§ TASK DIRECTIONS
Extract all lines from the data beneath that include the word "title".

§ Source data

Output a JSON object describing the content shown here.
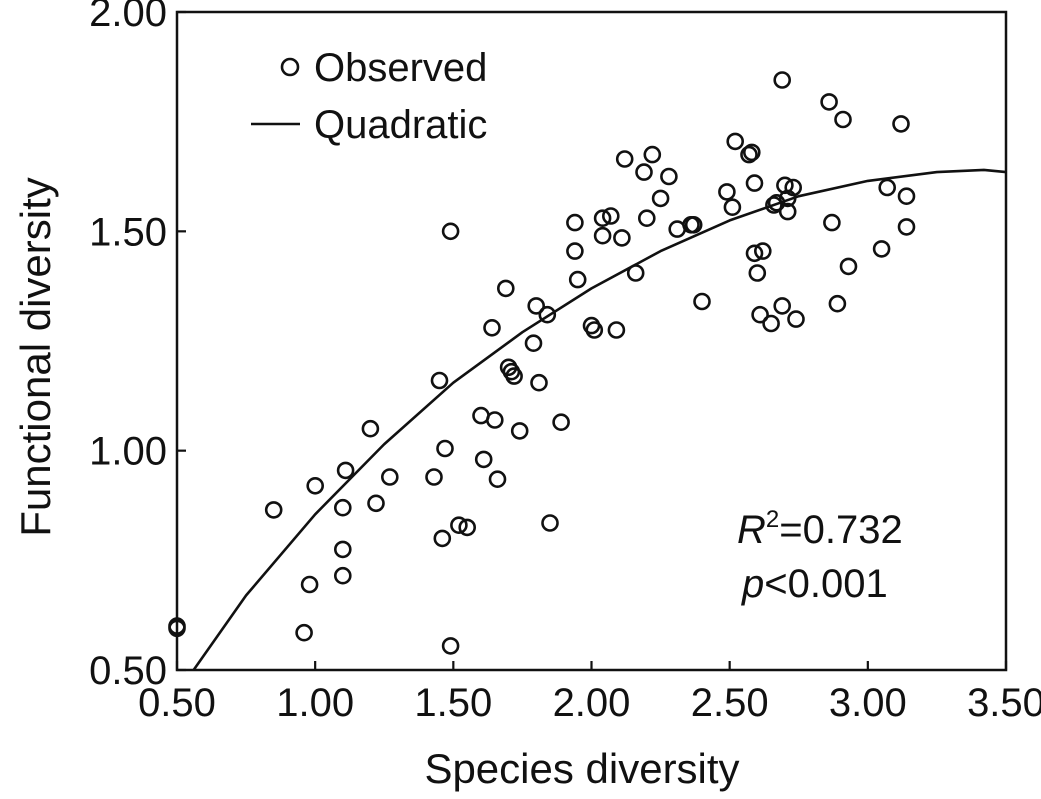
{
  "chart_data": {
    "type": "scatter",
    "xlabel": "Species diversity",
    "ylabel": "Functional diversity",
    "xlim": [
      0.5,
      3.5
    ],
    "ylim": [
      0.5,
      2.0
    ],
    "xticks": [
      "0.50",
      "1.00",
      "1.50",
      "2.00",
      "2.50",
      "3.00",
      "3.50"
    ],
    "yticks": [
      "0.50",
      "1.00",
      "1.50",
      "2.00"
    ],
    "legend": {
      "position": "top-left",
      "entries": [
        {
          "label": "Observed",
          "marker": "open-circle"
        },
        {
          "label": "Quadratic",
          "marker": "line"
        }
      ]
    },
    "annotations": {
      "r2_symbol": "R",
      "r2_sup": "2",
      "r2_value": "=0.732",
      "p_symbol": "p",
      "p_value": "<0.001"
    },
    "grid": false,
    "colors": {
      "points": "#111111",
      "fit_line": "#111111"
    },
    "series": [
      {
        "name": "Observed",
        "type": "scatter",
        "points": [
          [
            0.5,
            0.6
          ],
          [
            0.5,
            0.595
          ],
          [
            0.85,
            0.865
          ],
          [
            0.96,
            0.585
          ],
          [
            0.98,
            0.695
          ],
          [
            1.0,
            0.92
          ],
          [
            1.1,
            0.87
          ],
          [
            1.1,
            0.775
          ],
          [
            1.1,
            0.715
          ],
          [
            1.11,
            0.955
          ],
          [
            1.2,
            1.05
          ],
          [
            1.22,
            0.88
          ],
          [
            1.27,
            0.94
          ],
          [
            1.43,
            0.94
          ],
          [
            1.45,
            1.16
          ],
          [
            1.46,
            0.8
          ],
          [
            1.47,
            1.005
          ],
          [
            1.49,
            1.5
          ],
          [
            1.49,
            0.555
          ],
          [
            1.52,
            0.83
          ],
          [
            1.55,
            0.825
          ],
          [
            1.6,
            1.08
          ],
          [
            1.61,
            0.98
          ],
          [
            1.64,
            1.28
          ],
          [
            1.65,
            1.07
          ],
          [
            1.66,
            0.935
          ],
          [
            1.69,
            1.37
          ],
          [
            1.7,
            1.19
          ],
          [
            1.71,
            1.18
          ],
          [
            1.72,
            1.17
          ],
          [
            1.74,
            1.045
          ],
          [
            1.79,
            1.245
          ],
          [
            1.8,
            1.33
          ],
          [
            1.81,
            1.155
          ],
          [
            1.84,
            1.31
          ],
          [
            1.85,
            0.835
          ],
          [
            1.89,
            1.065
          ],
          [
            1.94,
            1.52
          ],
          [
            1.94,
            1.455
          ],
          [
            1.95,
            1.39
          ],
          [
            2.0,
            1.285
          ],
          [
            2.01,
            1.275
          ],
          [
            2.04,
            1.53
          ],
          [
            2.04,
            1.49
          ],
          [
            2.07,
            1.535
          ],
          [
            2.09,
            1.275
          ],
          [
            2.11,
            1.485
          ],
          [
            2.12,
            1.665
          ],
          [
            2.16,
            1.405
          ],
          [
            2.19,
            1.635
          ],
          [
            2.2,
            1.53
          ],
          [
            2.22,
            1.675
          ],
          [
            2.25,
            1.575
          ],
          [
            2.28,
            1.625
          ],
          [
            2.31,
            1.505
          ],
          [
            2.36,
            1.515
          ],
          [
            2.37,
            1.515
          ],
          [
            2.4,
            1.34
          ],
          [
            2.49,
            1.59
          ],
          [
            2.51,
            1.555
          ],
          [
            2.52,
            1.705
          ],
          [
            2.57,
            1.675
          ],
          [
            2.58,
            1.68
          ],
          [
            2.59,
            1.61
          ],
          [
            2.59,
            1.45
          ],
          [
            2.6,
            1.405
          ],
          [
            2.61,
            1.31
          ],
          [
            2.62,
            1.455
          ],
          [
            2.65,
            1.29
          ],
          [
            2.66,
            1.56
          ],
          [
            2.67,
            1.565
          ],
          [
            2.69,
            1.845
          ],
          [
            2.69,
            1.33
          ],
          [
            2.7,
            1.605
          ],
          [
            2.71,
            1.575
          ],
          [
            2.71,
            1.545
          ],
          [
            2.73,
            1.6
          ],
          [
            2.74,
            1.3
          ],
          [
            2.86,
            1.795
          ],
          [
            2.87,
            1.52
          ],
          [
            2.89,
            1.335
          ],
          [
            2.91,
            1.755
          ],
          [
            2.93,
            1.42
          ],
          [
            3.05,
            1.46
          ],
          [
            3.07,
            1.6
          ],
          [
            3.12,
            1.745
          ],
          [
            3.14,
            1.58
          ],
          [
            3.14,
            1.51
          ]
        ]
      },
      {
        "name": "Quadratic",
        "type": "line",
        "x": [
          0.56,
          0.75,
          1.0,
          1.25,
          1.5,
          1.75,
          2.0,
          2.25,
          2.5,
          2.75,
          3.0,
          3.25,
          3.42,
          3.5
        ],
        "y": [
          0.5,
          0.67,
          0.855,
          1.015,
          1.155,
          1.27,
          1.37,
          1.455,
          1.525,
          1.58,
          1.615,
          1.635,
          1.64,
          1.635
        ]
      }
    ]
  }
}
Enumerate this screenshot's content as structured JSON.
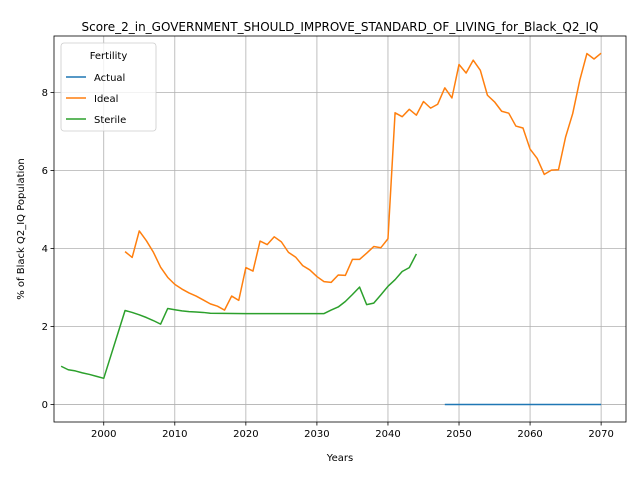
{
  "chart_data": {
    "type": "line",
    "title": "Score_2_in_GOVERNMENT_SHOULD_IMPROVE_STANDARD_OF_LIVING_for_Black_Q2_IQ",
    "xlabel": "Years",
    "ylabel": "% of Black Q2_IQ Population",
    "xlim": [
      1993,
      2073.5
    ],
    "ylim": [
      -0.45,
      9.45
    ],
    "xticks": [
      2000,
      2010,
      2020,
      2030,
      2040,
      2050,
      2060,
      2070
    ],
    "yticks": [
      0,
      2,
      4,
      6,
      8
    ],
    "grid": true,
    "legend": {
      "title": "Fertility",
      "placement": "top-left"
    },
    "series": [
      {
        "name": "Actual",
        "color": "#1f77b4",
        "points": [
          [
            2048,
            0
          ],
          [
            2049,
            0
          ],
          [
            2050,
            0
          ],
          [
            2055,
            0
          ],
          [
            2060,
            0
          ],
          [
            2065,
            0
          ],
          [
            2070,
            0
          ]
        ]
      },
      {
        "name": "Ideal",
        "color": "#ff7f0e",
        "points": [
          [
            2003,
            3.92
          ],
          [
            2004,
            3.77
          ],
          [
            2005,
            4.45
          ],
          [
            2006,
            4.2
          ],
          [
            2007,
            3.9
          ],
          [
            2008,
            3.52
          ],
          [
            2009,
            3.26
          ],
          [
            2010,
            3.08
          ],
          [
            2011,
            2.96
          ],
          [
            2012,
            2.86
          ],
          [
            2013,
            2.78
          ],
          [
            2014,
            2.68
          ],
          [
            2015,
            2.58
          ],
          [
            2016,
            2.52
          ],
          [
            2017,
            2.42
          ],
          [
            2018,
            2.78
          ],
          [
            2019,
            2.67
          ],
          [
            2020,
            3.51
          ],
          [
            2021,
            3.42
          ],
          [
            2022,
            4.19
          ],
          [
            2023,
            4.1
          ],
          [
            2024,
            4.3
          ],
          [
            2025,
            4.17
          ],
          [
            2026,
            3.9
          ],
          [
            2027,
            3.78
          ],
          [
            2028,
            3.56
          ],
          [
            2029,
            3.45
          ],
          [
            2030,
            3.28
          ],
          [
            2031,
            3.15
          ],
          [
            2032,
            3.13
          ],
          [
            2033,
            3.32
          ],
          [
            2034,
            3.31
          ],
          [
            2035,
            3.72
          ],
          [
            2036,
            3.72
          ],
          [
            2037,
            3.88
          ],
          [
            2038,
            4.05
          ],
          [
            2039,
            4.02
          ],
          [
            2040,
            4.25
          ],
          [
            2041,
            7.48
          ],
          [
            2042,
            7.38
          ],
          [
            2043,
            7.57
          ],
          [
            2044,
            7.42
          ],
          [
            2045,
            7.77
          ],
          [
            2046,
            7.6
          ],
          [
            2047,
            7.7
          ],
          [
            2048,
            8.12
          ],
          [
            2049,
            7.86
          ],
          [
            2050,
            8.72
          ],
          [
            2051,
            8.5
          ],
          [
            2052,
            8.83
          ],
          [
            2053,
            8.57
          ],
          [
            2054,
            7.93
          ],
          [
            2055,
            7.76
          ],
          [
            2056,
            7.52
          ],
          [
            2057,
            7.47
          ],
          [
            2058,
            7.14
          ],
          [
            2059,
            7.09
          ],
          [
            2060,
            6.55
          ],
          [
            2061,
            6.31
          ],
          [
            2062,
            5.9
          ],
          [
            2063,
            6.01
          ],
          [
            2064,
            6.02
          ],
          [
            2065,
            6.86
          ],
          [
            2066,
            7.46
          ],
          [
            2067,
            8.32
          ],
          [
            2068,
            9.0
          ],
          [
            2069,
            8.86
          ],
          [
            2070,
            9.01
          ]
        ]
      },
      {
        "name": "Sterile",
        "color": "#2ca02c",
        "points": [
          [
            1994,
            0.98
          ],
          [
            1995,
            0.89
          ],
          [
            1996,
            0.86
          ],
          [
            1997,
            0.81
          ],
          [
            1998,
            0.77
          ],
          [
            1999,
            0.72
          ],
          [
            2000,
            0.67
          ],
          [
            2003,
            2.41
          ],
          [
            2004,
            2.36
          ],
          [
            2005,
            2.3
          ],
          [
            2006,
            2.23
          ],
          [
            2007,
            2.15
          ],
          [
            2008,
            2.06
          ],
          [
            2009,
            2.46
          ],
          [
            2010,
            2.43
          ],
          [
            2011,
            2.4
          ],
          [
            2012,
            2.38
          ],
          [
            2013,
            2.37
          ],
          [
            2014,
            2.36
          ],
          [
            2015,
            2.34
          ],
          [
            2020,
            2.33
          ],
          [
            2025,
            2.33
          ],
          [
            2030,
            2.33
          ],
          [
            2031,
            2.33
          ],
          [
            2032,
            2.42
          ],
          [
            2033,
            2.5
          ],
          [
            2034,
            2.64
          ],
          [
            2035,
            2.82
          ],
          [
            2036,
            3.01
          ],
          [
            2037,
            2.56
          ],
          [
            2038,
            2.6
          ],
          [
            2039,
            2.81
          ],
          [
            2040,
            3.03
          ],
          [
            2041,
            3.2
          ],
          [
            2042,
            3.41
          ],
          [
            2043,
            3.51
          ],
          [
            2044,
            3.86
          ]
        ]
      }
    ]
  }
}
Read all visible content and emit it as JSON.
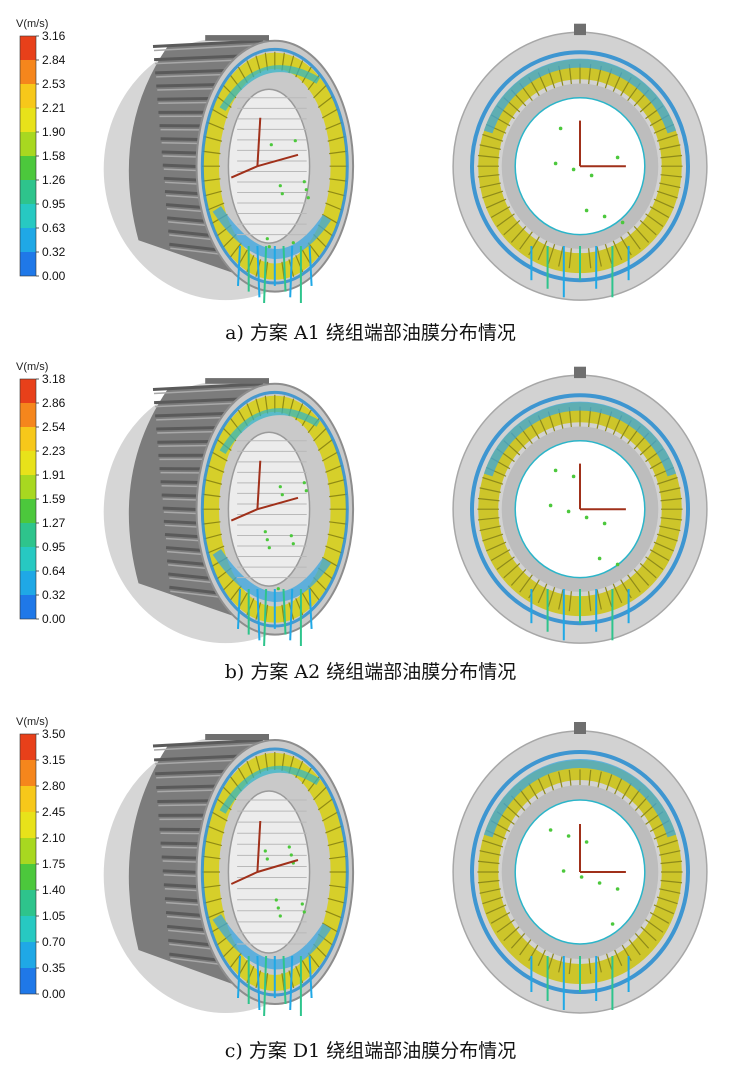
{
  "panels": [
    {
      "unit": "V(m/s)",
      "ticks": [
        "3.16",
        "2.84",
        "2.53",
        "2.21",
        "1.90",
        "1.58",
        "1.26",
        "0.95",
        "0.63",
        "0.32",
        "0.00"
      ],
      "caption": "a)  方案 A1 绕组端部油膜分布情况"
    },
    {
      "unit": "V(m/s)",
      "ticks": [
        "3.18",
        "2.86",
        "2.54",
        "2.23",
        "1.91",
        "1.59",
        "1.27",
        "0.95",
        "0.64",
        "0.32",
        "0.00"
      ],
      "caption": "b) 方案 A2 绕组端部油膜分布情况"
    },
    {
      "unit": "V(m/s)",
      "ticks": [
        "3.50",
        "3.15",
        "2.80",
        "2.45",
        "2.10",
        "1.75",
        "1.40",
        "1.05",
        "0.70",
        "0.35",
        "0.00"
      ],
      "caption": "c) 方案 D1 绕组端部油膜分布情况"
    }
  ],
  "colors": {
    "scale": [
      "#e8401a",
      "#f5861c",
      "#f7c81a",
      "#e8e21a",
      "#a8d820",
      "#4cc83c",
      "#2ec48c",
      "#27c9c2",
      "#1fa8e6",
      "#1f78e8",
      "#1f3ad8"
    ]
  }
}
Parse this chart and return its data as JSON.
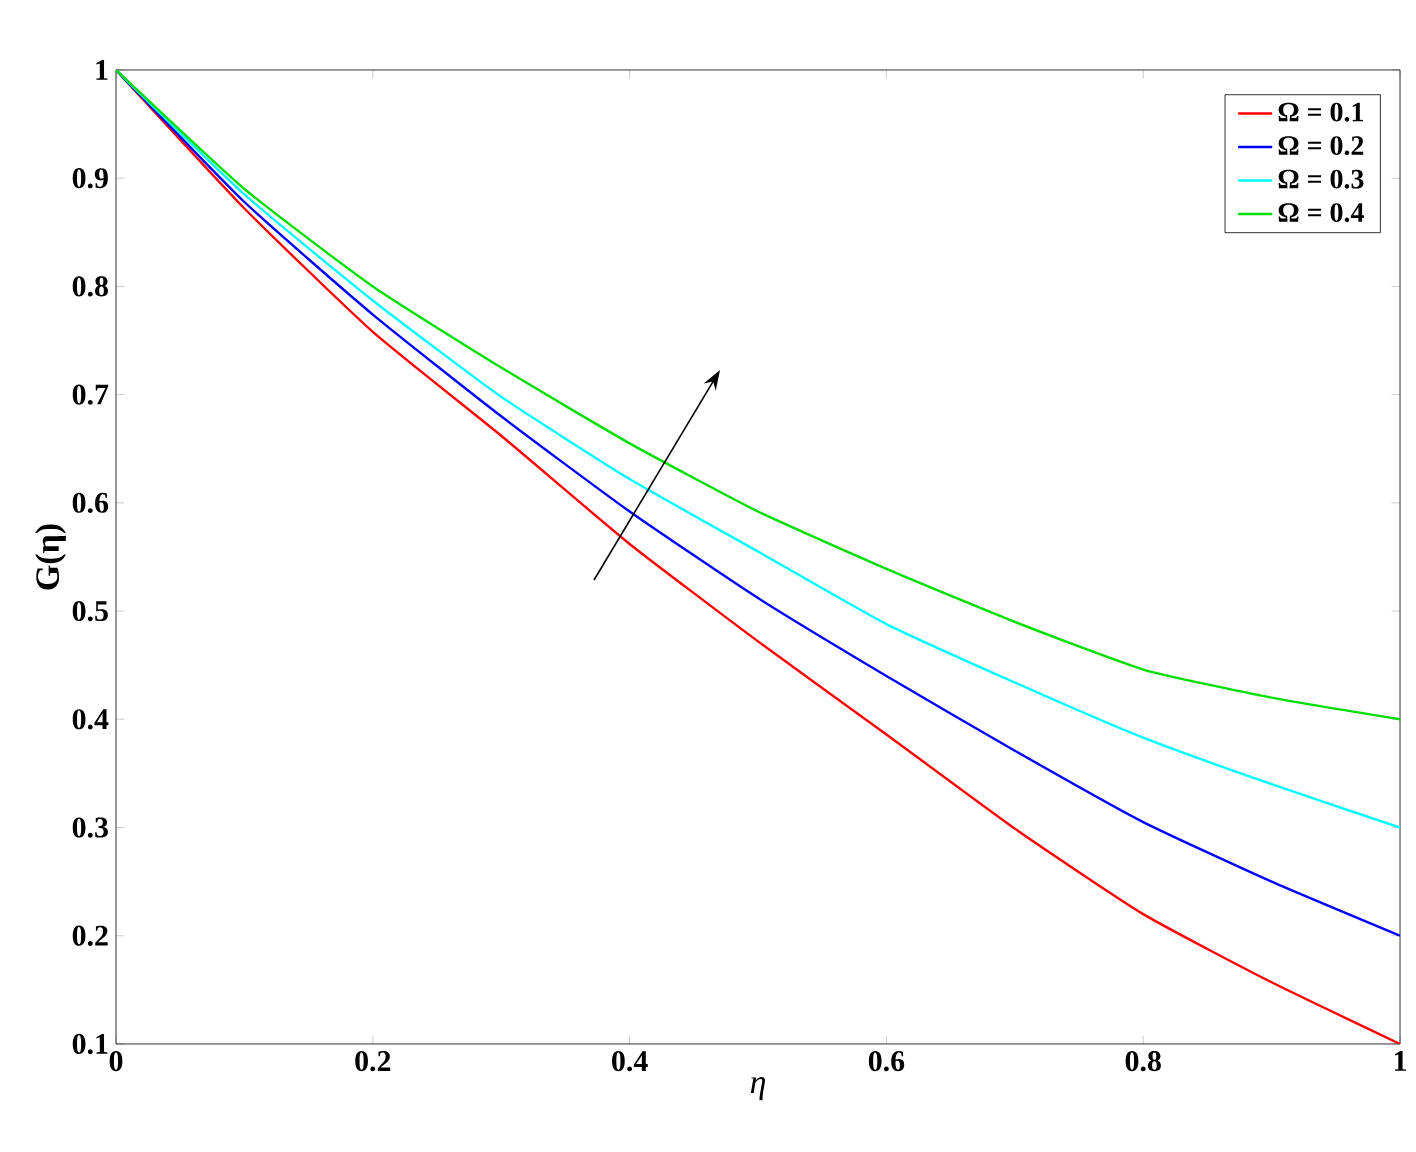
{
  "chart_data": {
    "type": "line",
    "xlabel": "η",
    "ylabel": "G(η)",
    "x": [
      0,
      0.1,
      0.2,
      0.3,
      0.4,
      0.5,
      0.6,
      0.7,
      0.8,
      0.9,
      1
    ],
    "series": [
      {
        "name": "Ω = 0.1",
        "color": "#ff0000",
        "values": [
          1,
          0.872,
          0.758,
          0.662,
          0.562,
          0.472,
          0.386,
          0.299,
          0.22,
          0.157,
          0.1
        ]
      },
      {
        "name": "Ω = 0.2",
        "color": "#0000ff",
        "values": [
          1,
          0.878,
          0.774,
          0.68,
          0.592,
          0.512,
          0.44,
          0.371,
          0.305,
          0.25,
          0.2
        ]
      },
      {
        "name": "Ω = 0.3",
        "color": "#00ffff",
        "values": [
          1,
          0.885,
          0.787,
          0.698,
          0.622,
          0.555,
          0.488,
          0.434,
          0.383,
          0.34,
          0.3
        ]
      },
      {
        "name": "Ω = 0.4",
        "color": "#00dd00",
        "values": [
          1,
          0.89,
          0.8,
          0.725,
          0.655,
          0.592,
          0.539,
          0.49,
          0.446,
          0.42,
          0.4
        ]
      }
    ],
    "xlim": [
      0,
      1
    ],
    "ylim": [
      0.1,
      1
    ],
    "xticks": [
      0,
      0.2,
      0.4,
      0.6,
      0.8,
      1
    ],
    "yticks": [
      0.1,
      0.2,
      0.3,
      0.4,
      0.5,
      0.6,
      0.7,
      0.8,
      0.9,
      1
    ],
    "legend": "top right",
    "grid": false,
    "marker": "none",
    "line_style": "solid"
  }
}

§ EXPECTED OUTPUT
    "title": "Score_2_in_GOVERNMENT_SHOULD_IMPROVE_STANDARD_OF_LIVING_for_Black_Q2_IQ",
      "title": "Fertility",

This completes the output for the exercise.